[Objective]:
Find every line of the listing below where "this" appears, and copy it.

══ Supplied material ══

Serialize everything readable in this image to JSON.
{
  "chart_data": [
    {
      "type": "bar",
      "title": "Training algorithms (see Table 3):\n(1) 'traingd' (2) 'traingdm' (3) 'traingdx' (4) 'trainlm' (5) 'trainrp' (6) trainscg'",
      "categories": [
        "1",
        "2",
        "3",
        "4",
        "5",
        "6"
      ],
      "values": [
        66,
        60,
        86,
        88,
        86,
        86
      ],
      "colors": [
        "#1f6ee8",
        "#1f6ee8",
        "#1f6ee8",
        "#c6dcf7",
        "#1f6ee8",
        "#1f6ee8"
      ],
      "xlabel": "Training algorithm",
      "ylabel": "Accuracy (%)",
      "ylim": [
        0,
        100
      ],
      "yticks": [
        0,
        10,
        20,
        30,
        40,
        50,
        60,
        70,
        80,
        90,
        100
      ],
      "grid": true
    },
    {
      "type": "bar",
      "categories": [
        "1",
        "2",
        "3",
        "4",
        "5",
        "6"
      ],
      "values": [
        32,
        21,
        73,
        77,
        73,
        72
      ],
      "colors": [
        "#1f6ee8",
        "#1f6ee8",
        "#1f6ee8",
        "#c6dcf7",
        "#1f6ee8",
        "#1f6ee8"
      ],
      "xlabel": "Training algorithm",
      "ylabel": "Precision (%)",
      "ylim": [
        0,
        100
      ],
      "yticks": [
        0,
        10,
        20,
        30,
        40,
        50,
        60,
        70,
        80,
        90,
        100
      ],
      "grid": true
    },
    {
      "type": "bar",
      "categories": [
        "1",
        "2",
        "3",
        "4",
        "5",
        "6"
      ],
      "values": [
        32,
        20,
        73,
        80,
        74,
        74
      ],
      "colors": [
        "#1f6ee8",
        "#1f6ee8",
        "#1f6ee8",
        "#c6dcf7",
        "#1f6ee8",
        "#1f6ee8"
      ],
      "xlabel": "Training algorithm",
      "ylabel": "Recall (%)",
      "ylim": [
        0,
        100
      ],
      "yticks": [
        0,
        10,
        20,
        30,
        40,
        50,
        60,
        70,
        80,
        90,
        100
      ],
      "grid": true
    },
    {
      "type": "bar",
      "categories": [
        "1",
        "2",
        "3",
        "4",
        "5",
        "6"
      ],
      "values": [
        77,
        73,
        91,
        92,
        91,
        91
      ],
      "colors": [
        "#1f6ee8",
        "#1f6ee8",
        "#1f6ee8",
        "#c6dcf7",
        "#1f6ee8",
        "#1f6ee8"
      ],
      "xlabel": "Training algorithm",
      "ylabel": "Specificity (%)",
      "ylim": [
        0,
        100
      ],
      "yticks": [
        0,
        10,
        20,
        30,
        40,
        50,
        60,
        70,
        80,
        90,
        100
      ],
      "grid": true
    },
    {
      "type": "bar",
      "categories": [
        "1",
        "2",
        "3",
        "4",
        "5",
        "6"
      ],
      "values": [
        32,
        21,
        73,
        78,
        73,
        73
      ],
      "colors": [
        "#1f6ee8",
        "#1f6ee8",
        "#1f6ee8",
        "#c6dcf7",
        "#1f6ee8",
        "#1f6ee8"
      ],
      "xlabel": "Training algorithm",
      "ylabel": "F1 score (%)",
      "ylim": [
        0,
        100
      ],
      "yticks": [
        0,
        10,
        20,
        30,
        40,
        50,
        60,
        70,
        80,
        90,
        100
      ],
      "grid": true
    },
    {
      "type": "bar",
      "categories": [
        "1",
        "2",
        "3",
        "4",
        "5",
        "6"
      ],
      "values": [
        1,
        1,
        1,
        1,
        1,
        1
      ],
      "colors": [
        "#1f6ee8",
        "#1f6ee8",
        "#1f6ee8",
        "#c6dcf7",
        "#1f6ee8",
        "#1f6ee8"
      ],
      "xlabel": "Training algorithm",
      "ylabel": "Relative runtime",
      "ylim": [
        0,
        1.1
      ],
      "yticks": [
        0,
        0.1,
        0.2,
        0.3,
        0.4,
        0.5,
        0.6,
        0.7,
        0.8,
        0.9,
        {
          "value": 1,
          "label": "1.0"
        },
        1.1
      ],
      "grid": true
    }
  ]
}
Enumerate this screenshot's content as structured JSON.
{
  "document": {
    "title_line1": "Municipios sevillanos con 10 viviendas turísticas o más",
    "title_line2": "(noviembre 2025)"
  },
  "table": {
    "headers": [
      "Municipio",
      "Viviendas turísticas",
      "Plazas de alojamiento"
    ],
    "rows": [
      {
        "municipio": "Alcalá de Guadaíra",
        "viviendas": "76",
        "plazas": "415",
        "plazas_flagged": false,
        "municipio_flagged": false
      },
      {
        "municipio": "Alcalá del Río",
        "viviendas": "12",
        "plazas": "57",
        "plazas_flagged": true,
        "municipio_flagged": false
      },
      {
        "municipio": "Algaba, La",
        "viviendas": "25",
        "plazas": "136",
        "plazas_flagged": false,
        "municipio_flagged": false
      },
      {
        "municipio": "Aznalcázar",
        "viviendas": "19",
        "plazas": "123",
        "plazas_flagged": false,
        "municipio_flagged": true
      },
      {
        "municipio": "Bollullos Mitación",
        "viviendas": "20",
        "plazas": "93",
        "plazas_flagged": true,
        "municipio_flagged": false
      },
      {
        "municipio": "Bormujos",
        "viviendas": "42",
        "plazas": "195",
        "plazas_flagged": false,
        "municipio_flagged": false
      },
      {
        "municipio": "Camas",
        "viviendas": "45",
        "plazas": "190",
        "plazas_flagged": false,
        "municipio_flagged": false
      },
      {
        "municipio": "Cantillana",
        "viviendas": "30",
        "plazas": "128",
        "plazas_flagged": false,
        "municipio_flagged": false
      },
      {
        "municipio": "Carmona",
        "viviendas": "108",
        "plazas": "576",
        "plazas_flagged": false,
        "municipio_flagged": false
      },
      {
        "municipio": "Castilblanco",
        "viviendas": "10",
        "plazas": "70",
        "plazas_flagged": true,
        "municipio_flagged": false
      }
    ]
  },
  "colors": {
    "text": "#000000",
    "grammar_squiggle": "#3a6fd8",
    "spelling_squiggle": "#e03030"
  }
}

═══

[The result]:
Serialize everything readable in this image to JSON.
Enumerate this screenshot's content as structured JSON.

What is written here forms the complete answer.